━━━━━ Source data ━━━━━

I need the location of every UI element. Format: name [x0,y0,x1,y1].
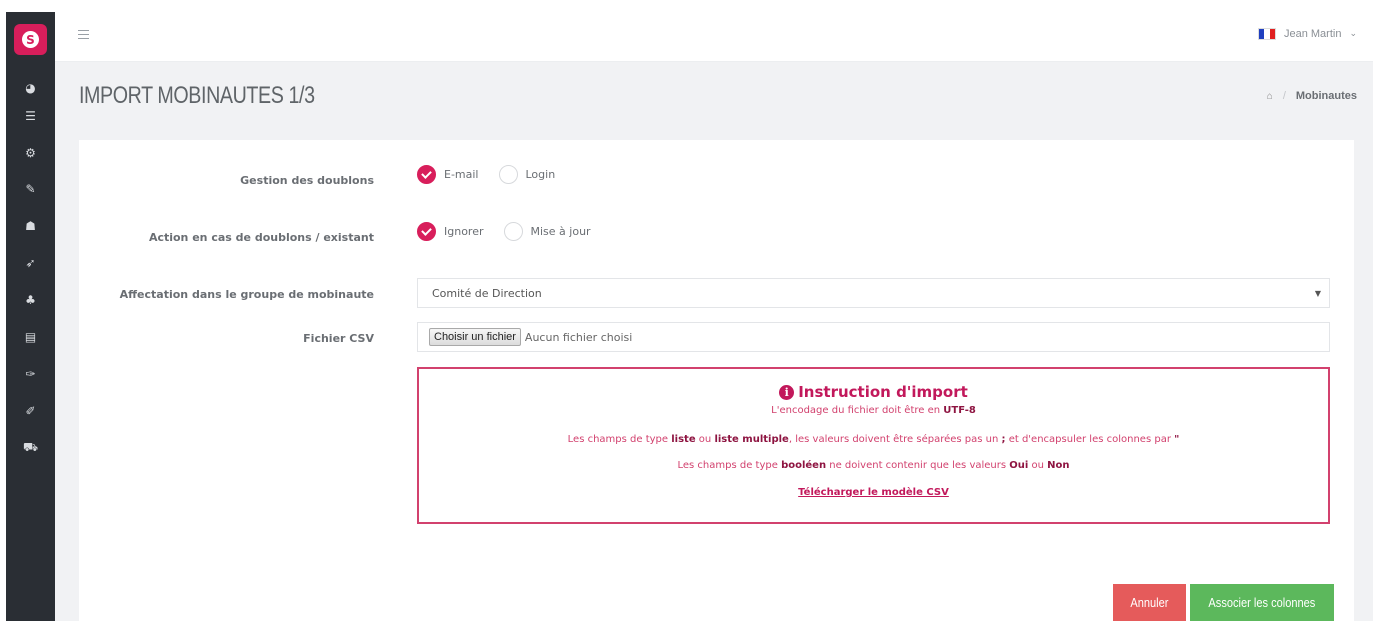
app-logo[interactable]: S [14,24,47,55]
home-icon[interactable]: ⌂ [1267,91,1273,102]
caret-down-icon: ▼ [1314,289,1321,298]
radio-ignore[interactable] [417,222,436,241]
instructions-title: i Instruction d'import [419,383,1328,401]
duplicates-label: Gestion des doublons [240,174,374,187]
radio-update-label[interactable]: Mise à jour [531,225,591,238]
chevron-down-icon: ⌄ [1349,29,1357,39]
edit-icon[interactable]: ✎ [6,179,55,199]
hamburger-icon[interactable] [78,30,89,40]
map-columns-button[interactable]: Associer les colonnes [1190,584,1334,621]
top-bar: Jean Martin ⌄ [55,12,1373,62]
instructions-title-text: Instruction d'import [798,383,968,401]
user-name: Jean Martin [1283,28,1342,40]
csv-file-input[interactable]: Choisir un fichier Aucun fichier choisi [417,322,1330,352]
action-radio-group: Ignorer Mise à jour [417,222,603,241]
breadcrumb-current: Mobinautes [1295,90,1357,102]
csv-label: Fichier CSV [303,332,374,345]
sidebar: S ◕ ☰ ⚙ ✎ ☗ ➶ ♣ ▤ ✑ ✐ ⛟ [6,12,55,621]
plug-icon[interactable]: ✑ [6,364,55,384]
radio-update[interactable] [503,222,523,241]
breadcrumb: ⌂ / Mobinautes [1267,90,1357,102]
download-csv-template-link[interactable]: Télécharger le modèle CSV [798,487,949,498]
users-icon[interactable]: ☗ [6,216,55,236]
page-title: IMPORT MOBINAUTES 1/3 [79,82,315,109]
file-status: Aucun fichier choisi [524,330,633,344]
choose-file-button[interactable]: Choisir un fichier [429,328,521,346]
instruction-encoding: L'encodage du fichier doit être en UTF-8 [771,405,976,416]
breadcrumb-separator: / [1282,90,1286,102]
user-menu[interactable]: Jean Martin ⌄ [1257,28,1357,40]
dashboard-icon[interactable]: ◕ [6,78,55,98]
radio-ignore-label[interactable]: Ignorer [444,225,484,238]
duplicates-radio-group: E-mail Login [417,165,567,184]
group-select-value: Comité de Direction [432,286,542,300]
cart-icon[interactable]: ⛟ [6,438,55,458]
import-form-panel: Gestion des doublons E-mail Login Action… [79,140,1354,621]
card-icon[interactable]: ▤ [6,327,55,347]
cancel-button-label: Annuler [1130,595,1169,610]
map-columns-button-label: Associer les colonnes [1208,595,1316,610]
send-icon[interactable]: ➶ [6,253,55,273]
list-icon[interactable]: ☰ [6,106,55,126]
group-select[interactable]: Comité de Direction ▼ [417,278,1330,308]
cogs-icon[interactable]: ⚙ [6,143,55,163]
group-label: Affectation dans le groupe de mobinaute [119,288,374,301]
french-flag-icon [1257,28,1276,40]
radio-email-label[interactable]: E-mail [444,168,479,181]
brush-icon[interactable]: ✐ [6,401,55,421]
logo-letter: S [22,31,39,48]
sitemap-icon[interactable]: ♣ [6,290,55,310]
import-instructions: i Instruction d'import L'encodage du fic… [417,367,1330,524]
instruction-lists: Les champs de type liste ou liste multip… [567,434,1180,445]
radio-login-label[interactable]: Login [526,168,556,181]
info-icon: i [779,384,795,400]
instruction-booleans: Les champs de type booléen ne doivent co… [677,460,1070,471]
radio-email[interactable] [417,165,436,184]
radio-login[interactable] [498,165,518,184]
cancel-button[interactable]: Annuler [1113,584,1186,621]
action-label: Action en cas de doublons / existant [148,231,374,244]
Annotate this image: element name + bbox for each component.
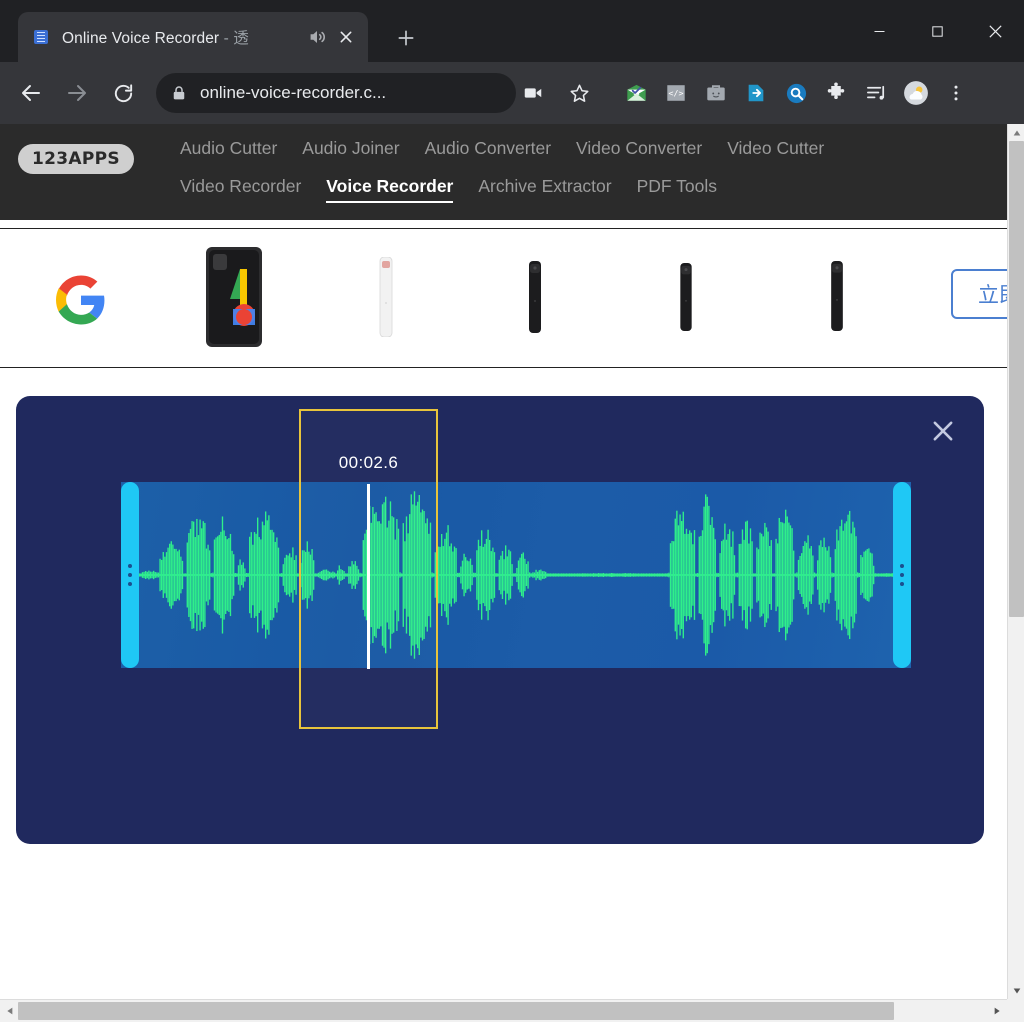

━━━━━

Edit the data above so that every "Annuler" becomes "Fermer" and nothing else changes. Leave the pictures out of your answer.

**Task result**
I need the location of every UI element. Format: name [x0,y0,x1,y1].
app-logo[interactable]: S [14,24,47,55]
home-icon[interactable]: ⌂ [1267,91,1273,102]
caret-down-icon: ▼ [1314,289,1321,298]
radio-ignore[interactable] [417,222,436,241]
instructions-title: i Instruction d'import [419,383,1328,401]
duplicates-label: Gestion des doublons [240,174,374,187]
radio-update-label[interactable]: Mise à jour [531,225,591,238]
chevron-down-icon: ⌄ [1349,29,1357,39]
edit-icon[interactable]: ✎ [6,179,55,199]
hamburger-icon[interactable] [78,30,89,40]
map-columns-button[interactable]: Associer les colonnes [1190,584,1334,621]
top-bar: Jean Martin ⌄ [55,12,1373,62]
instructions-title-text: Instruction d'import [798,383,968,401]
user-name: Jean Martin [1283,28,1342,40]
csv-file-input[interactable]: Choisir un fichier Aucun fichier choisi [417,322,1330,352]
action-radio-group: Ignorer Mise à jour [417,222,603,241]
breadcrumb-current: Mobinautes [1295,90,1357,102]
csv-label: Fichier CSV [303,332,374,345]
sidebar: S ◕ ☰ ⚙ ✎ ☗ ➶ ♣ ▤ ✑ ✐ ⛟ [6,12,55,621]
plug-icon[interactable]: ✑ [6,364,55,384]
radio-update[interactable] [503,222,523,241]
breadcrumb: ⌂ / Mobinautes [1267,90,1357,102]
download-csv-template-link[interactable]: Télécharger le modèle CSV [798,487,949,498]
users-icon[interactable]: ☗ [6,216,55,236]
page-title: IMPORT MOBINAUTES 1/3 [79,82,315,109]
file-status: Aucun fichier choisi [524,330,633,344]
choose-file-button[interactable]: Choisir un fichier [429,328,521,346]
instruction-encoding: L'encodage du fichier doit être en UTF-8 [771,405,976,416]
breadcrumb-separator: / [1282,90,1286,102]
user-menu[interactable]: Jean Martin ⌄ [1257,28,1357,40]
dashboard-icon[interactable]: ◕ [6,78,55,98]
radio-ignore-label[interactable]: Ignorer [444,225,484,238]
duplicates-radio-group: E-mail Login [417,165,567,184]
group-select-value: Comité de Direction [432,286,542,300]
cart-icon[interactable]: ⛟ [6,438,55,458]
import-form-panel: Gestion des doublons E-mail Login Action… [79,140,1354,621]
card-icon[interactable]: ▤ [6,327,55,347]
cancel-button-label: Fermer [1130,595,1169,610]
map-columns-button-label: Associer les colonnes [1208,595,1316,610]
send-icon[interactable]: ➶ [6,253,55,273]
list-icon[interactable]: ☰ [6,106,55,126]
group-select[interactable]: Comité de Direction ▼ [417,278,1330,308]
cogs-icon[interactable]: ⚙ [6,143,55,163]
group-label: Affectation dans le groupe de mobinaute [119,288,374,301]
french-flag-icon [1257,28,1276,40]
radio-email-label[interactable]: E-mail [444,168,479,181]
brush-icon[interactable]: ✐ [6,401,55,421]
logo-letter: S [22,31,39,48]
sitemap-icon[interactable]: ♣ [6,290,55,310]
import-instructions: i Instruction d'import L'encodage du fic… [417,367,1330,524]
instruction-lists: Les champs de type liste ou liste multip… [567,434,1180,445]
radio-login-label[interactable]: Login [526,168,556,181]
info-icon: i [779,384,795,400]
instruction-booleans: Les champs de type booléen ne doivent co… [677,460,1070,471]
radio-email[interactable] [417,165,436,184]
radio-login[interactable] [498,165,518,184]
cancel-button[interactable]: Fermer [1113,584,1186,621]
action-label: Action en cas de doublons / existant [148,231,374,244]
Annotate this image: element name + bbox for each component.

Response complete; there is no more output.